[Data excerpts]

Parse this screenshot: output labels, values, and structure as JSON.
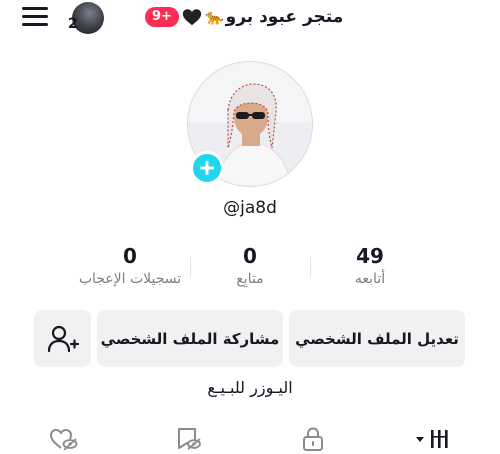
{
  "header": {
    "menu_icon": "hamburger-menu-icon",
    "story_count": "2",
    "notification_badge": "9+",
    "title": "متجر عبود برو",
    "title_emoji_1": "🐆"
  },
  "profile": {
    "username": "@ja8d",
    "add_avatar_icon": "plus-icon"
  },
  "stats": [
    {
      "value": "49",
      "label": "أتابعه"
    },
    {
      "value": "0",
      "label": "متابِع"
    },
    {
      "value": "0",
      "label": "تسجيلات الإعجاب"
    }
  ],
  "actions": {
    "edit_profile": "تعديل الملف الشخصي",
    "share_profile": "مشاركة الملف الشخصي",
    "add_friend_icon": "add-user-icon"
  },
  "bio": "اليـوزر للبـيـع",
  "tabs": [
    {
      "icon": "videos-grid-icon"
    },
    {
      "icon": "lock-icon"
    },
    {
      "icon": "hidden-bookmark-icon"
    },
    {
      "icon": "hidden-heart-icon"
    }
  ],
  "colors": {
    "accent_pink": "#fe2c55",
    "accent_cyan": "#20d5ec",
    "button_gray": "#f1f1f2",
    "text_secondary": "#7b7d85"
  }
}
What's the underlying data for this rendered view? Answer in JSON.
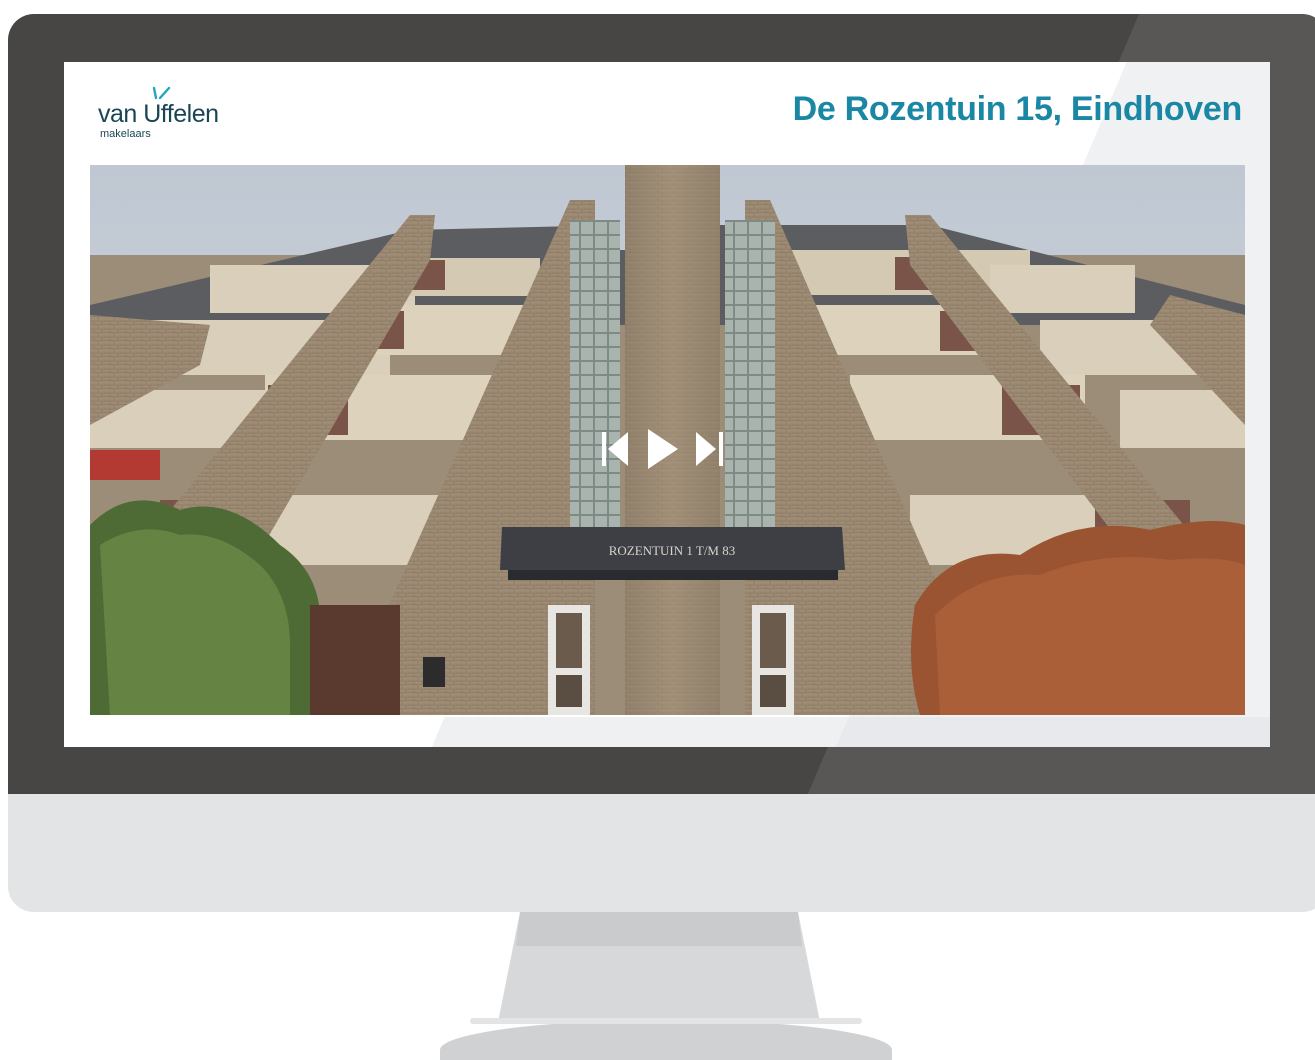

> What to produce
How many of the lines above include the word "الملف"? Respond with the number alone.

> Output for this task
2